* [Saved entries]
--- begin ---
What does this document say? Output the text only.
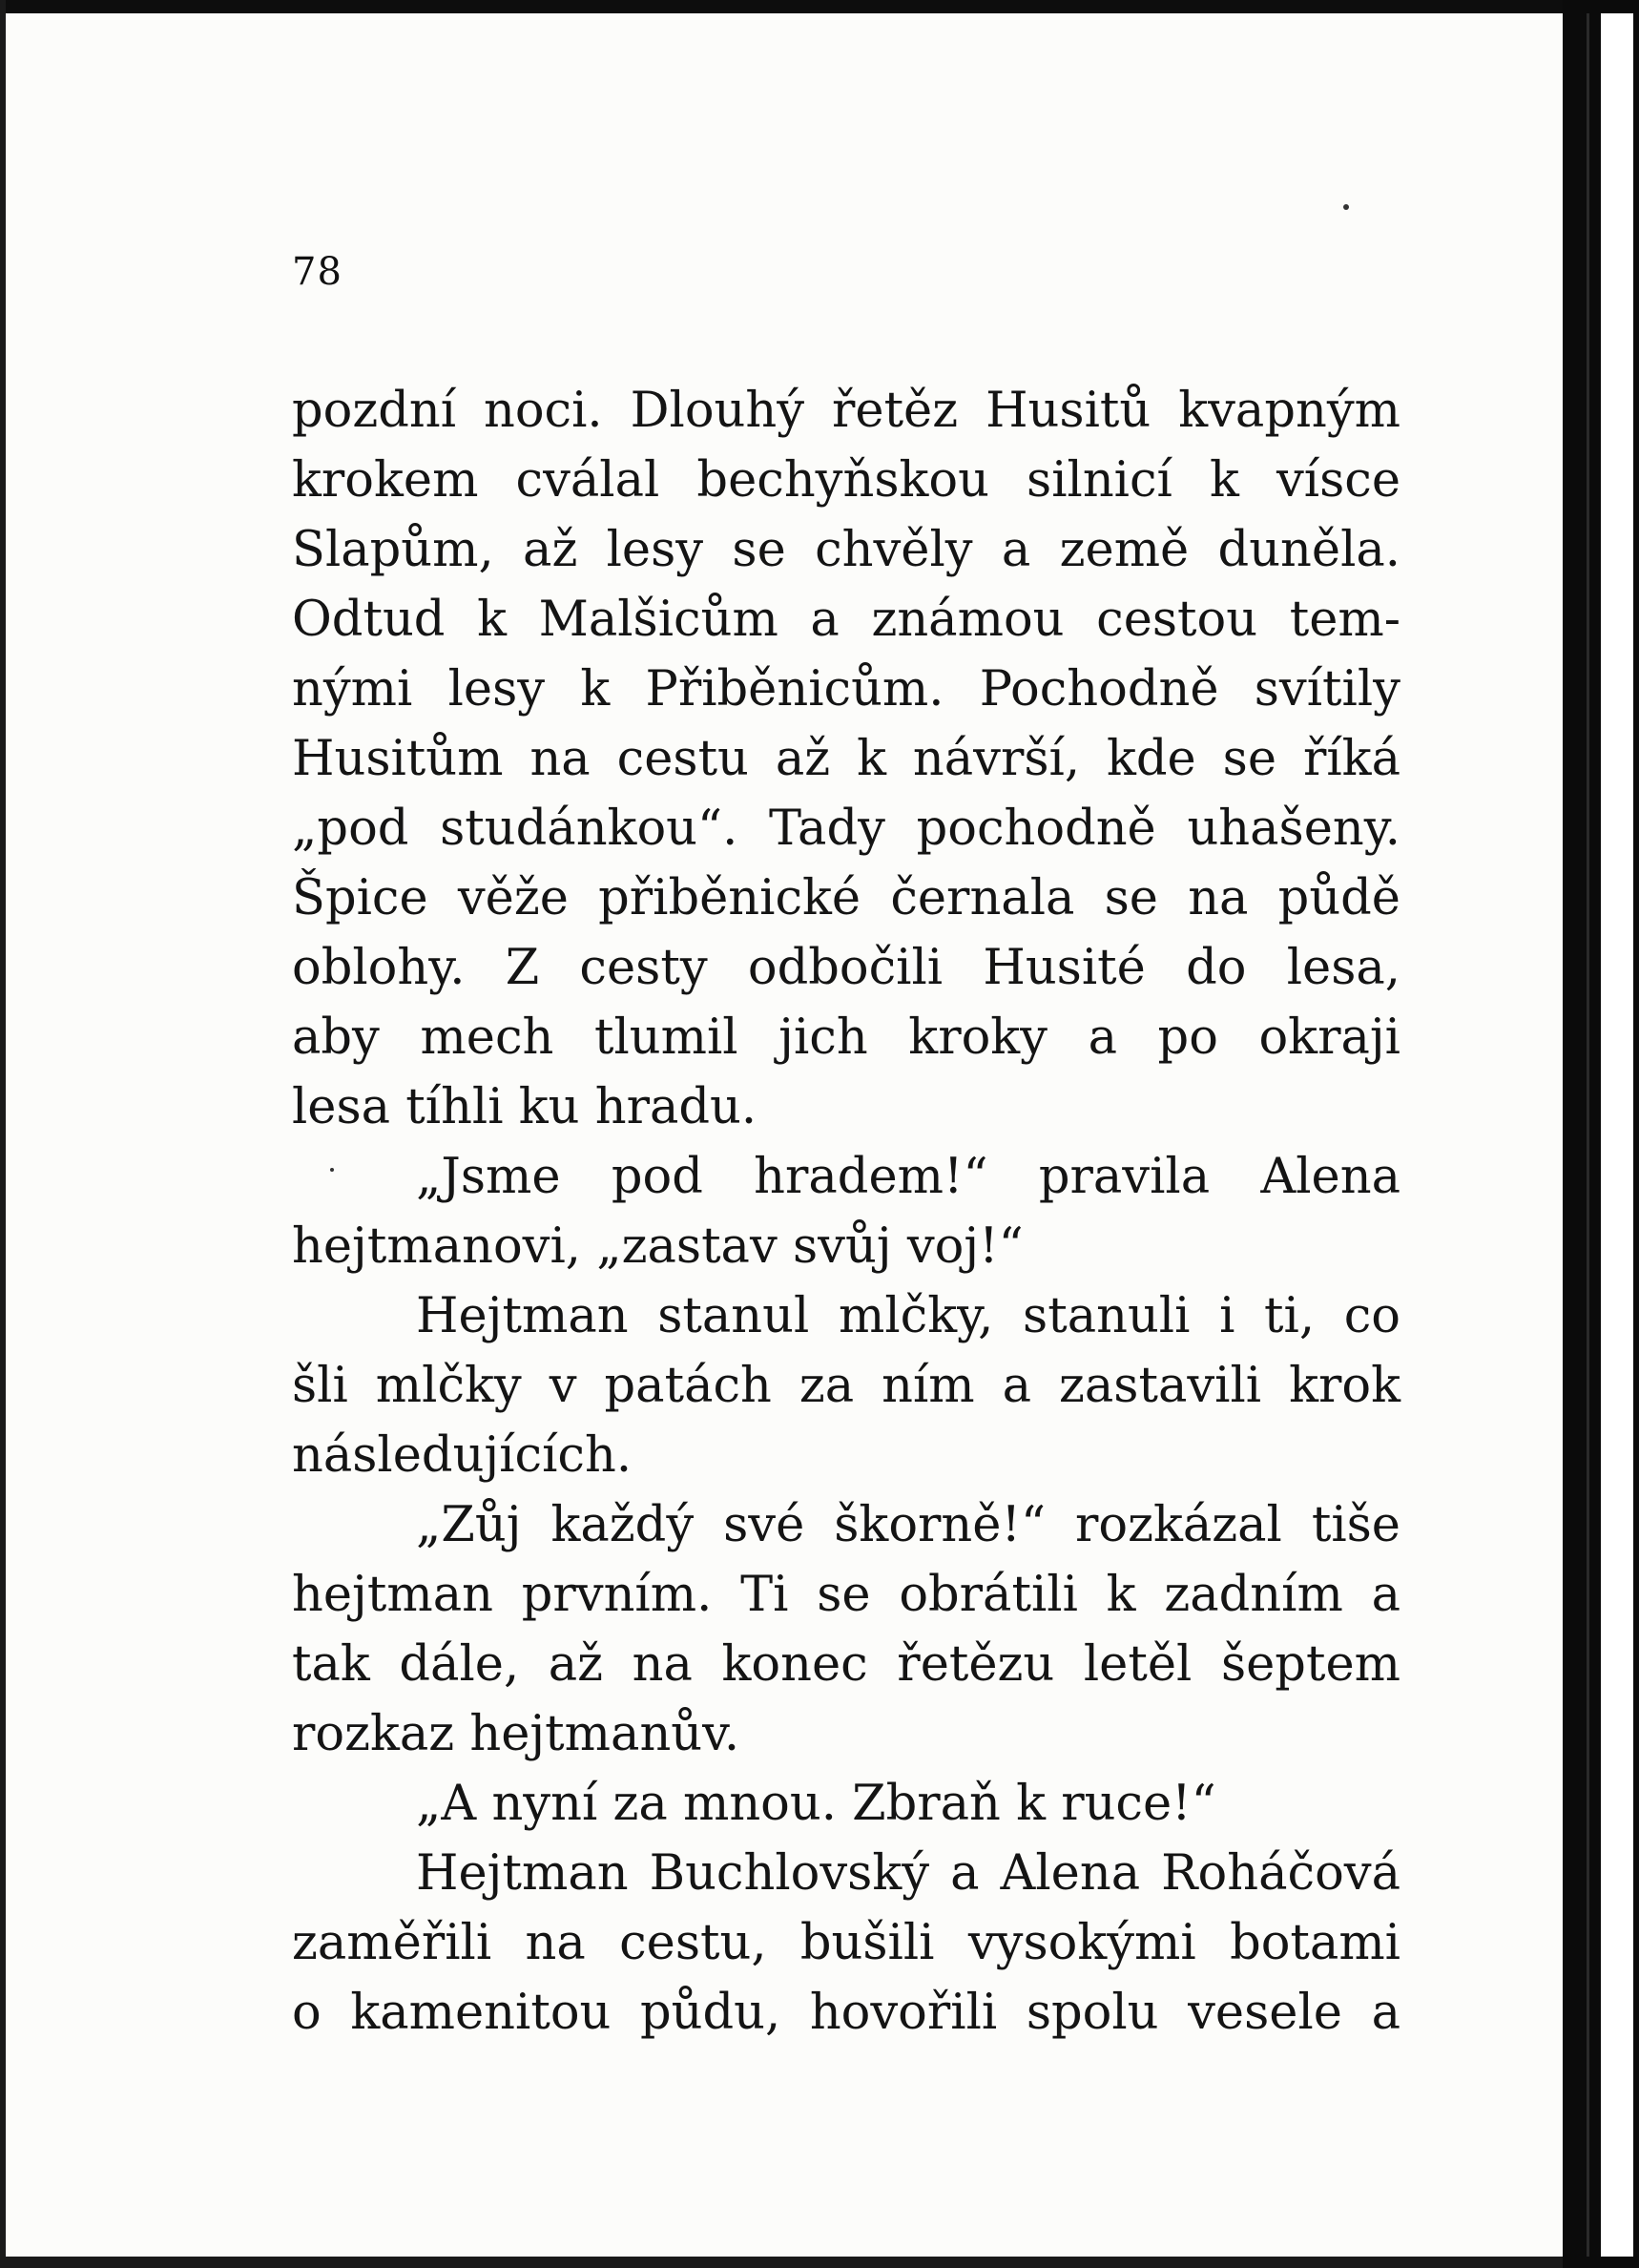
78

pozdní noci. Dlouhý řetěz Husitů kvapným
krokem cválal bechyňskou silnicí k vísce
Slapům, až lesy se chvěly a země duněla.
Odtud k Malšicům a známou cestou tem-
nými lesy k Přiběnicům. Pochodně svítily
Husitům na cestu až k návrší, kde se říká
„pod studánkou“. Tady pochodně uhašeny.
Špice věže přiběnické černala se na půdě
oblohy. Z cesty odbočili Husité do lesa,
aby mech tlumil jich kroky a po okraji
lesa tíhli ku hradu.

„Jsme pod hradem!“ pravila Alena
hejtmanovi, „zastav svůj voj!“

Hejtman stanul mlčky, stanuli i ti, co
šli mlčky v patách za ním a zastavili krok
následujících.

„Zůj každý své škorně!“ rozkázal tiše
hejtman prvním. Ti se obrátili k zadním a
tak dále, až na konec řetězu letěl šeptem
rozkaz hejtmanův.

„A nyní za mnou. Zbraň k ruce!“

Hejtman Buchlovský a Alena Roháčová
zaměřili na cestu, bušili vysokými botami
o kamenitou půdu, hovořili spolu vesele a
--- end ---
* [SHORT EXERCISE] Leave out the pictures and transcribe the entries above exactly.

* [PROBLEM SOLUTION]
What does this document say? Output the text only.
78

pozdní noci. Dlouhý řetěz Husitů kvapným
krokem cválal bechyňskou silnicí k vísce
Slapům, až lesy se chvěly a země duněla.
Odtud k Malšicům a známou cestou tem-
nými lesy k Přiběnicům. Pochodně svítily
Husitům na cestu až k návrší, kde se říká
„pod studánkou“. Tady pochodně uhašeny.
Špice věže přiběnické černala se na půdě
oblohy. Z cesty odbočili Husité do lesa,
aby mech tlumil jich kroky a po okraji
lesa tíhli ku hradu.

„Jsme pod hradem!“ pravila Alena
hejtmanovi, „zastav svůj voj!“

Hejtman stanul mlčky, stanuli i ti, co
šli mlčky v patách za ním a zastavili krok
následujících.

„Zůj každý své škorně!“ rozkázal tiše
hejtman prvním. Ti se obrátili k zadním a
tak dále, až na konec řetězu letěl šeptem
rozkaz hejtmanův.

„A nyní za mnou. Zbraň k ruce!“

Hejtman Buchlovský a Alena Roháčová
zaměřili na cestu, bušili vysokými botami
o kamenitou půdu, hovořili spolu vesele a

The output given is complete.